Supplied entries:
§ §

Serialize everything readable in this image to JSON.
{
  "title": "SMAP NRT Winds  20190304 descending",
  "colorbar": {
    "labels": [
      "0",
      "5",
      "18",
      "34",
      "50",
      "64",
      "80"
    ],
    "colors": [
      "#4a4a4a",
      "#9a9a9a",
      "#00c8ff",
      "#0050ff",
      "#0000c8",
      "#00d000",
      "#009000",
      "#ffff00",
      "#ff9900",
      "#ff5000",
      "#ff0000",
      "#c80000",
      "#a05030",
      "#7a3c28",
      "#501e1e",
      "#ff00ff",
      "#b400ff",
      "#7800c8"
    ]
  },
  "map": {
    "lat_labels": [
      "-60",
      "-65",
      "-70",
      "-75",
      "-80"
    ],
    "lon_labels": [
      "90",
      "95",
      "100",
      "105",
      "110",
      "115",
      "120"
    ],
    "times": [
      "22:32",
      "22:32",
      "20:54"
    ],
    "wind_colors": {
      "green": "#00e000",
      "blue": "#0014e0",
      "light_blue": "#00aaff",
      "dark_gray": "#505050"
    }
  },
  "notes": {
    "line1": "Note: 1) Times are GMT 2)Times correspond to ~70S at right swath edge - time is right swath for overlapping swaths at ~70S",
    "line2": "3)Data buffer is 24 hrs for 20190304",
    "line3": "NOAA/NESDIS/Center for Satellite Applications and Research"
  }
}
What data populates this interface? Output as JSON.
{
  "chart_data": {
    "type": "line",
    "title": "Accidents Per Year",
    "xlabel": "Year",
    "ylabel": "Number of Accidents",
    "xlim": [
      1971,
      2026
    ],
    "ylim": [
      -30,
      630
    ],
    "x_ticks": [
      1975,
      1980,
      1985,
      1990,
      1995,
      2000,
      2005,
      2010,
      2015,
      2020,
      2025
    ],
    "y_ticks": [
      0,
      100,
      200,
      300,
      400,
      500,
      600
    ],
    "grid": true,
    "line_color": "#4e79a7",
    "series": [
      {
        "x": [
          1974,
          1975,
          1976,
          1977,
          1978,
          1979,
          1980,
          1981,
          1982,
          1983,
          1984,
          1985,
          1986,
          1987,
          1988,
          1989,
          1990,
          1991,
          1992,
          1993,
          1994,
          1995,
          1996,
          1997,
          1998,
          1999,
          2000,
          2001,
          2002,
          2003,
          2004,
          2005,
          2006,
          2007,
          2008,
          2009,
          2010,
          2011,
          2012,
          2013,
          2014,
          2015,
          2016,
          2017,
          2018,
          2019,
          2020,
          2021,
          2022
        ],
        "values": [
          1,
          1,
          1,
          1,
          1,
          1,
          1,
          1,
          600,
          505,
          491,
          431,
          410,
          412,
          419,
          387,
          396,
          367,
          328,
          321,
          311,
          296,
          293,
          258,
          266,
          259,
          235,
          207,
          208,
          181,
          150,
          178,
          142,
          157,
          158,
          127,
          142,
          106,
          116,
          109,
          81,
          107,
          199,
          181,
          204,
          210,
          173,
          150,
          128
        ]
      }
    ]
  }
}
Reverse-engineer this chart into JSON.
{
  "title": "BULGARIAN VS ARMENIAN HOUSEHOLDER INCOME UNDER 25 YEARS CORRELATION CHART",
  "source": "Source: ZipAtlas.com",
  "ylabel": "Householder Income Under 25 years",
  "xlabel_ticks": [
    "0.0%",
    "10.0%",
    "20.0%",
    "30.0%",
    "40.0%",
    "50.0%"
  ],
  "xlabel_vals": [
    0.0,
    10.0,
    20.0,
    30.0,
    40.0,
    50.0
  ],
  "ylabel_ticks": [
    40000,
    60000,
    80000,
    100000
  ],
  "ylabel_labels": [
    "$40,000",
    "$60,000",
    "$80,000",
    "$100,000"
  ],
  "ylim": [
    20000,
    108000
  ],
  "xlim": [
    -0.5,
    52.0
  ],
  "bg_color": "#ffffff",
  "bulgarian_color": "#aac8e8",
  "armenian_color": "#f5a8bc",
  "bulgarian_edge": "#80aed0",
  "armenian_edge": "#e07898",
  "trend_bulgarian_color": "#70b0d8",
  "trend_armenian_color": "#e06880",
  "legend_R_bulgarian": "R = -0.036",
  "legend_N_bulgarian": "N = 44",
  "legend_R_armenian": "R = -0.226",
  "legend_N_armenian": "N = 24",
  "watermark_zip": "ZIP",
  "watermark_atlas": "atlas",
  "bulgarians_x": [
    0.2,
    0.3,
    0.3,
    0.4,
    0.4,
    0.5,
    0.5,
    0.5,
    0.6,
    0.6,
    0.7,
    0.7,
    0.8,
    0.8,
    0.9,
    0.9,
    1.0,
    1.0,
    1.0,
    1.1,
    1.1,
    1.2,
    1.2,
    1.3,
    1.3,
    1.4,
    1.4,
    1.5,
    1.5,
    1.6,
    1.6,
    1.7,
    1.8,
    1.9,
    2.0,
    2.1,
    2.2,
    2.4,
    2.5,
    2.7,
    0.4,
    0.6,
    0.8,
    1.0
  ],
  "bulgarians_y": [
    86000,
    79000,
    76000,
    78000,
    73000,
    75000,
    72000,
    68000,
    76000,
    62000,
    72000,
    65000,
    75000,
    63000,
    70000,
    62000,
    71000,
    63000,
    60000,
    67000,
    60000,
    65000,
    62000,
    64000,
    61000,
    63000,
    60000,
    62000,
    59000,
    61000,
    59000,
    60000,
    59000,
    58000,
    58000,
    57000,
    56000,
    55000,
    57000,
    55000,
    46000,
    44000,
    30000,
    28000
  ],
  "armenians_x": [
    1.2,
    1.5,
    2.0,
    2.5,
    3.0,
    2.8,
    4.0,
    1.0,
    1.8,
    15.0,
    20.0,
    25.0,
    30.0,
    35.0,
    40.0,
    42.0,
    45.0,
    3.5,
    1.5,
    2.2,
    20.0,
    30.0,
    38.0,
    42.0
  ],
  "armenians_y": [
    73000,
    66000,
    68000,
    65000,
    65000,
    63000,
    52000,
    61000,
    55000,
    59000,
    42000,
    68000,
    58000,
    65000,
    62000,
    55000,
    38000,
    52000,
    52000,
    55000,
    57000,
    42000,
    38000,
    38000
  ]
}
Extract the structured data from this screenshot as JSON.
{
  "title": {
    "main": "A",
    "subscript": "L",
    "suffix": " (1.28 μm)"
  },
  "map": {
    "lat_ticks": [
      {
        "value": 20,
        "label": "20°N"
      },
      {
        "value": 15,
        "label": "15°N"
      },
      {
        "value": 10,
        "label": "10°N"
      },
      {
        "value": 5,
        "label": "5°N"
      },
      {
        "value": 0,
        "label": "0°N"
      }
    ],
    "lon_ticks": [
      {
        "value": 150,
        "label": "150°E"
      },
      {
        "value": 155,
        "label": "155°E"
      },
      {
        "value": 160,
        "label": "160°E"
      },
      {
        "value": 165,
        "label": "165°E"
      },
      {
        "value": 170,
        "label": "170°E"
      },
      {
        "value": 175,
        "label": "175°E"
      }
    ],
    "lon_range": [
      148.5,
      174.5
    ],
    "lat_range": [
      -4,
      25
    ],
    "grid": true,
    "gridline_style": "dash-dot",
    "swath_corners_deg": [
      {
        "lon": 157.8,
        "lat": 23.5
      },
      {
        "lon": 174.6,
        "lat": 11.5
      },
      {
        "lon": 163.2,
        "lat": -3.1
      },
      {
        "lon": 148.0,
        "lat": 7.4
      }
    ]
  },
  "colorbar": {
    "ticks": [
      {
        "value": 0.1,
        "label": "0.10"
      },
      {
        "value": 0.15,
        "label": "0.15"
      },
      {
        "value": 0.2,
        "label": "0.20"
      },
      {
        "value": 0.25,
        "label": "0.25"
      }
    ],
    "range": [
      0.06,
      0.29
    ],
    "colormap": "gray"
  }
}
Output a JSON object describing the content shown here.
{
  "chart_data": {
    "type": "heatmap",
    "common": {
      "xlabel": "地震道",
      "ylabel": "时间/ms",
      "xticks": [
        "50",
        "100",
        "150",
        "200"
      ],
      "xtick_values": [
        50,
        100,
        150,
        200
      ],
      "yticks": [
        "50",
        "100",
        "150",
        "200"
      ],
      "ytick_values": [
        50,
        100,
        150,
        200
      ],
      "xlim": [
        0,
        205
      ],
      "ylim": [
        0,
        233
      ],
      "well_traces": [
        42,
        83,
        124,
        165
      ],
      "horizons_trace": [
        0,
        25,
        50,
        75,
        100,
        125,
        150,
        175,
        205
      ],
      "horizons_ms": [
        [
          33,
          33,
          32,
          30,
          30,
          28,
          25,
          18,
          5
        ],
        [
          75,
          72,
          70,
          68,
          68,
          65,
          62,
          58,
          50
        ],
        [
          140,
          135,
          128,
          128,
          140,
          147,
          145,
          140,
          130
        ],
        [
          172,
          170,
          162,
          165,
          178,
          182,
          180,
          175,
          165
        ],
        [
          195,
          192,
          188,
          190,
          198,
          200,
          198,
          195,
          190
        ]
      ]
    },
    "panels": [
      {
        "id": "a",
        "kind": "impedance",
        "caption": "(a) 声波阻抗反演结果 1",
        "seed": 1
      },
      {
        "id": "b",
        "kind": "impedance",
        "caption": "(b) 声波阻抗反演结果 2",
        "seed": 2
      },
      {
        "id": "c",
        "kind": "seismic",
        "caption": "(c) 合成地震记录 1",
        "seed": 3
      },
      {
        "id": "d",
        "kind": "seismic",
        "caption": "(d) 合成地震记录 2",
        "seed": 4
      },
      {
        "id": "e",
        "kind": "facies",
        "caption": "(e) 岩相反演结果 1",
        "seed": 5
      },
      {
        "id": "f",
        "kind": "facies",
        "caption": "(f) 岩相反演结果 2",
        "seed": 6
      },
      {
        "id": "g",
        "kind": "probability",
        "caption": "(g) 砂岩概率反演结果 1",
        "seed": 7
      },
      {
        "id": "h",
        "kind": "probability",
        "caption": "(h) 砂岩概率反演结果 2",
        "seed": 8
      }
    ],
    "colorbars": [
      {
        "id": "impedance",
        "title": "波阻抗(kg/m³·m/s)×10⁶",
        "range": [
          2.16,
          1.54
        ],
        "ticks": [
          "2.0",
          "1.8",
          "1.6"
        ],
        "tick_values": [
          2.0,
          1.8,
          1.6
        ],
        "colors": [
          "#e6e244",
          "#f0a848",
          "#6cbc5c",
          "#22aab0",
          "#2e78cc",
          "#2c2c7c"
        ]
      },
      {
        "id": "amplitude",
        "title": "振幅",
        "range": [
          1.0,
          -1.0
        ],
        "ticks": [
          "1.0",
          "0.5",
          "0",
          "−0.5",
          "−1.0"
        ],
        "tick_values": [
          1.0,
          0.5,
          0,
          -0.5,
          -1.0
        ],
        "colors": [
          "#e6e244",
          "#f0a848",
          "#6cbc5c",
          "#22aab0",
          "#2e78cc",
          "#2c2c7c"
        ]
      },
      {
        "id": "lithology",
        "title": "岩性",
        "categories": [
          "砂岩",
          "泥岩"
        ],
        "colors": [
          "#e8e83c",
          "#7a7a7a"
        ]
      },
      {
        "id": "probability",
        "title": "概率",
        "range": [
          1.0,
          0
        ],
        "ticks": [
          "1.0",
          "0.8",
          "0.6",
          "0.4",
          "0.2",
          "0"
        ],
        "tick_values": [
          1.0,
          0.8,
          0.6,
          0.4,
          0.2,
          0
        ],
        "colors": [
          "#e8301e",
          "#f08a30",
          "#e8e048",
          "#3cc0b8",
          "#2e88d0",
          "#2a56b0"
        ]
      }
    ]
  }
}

§ §

Find every line above that contains the word "caption", and return each one.

        "caption": "(a) 声波阻抗反演结果 1",
        "caption": "(b) 声波阻抗反演结果 2",
        "caption": "(c) 合成地震记录 1",
        "caption": "(d) 合成地震记录 2",
        "caption": "(e) 岩相反演结果 1",
        "caption": "(f) 岩相反演结果 2",
        "caption": "(g) 砂岩概率反演结果 1",
        "caption": "(h) 砂岩概率反演结果 2",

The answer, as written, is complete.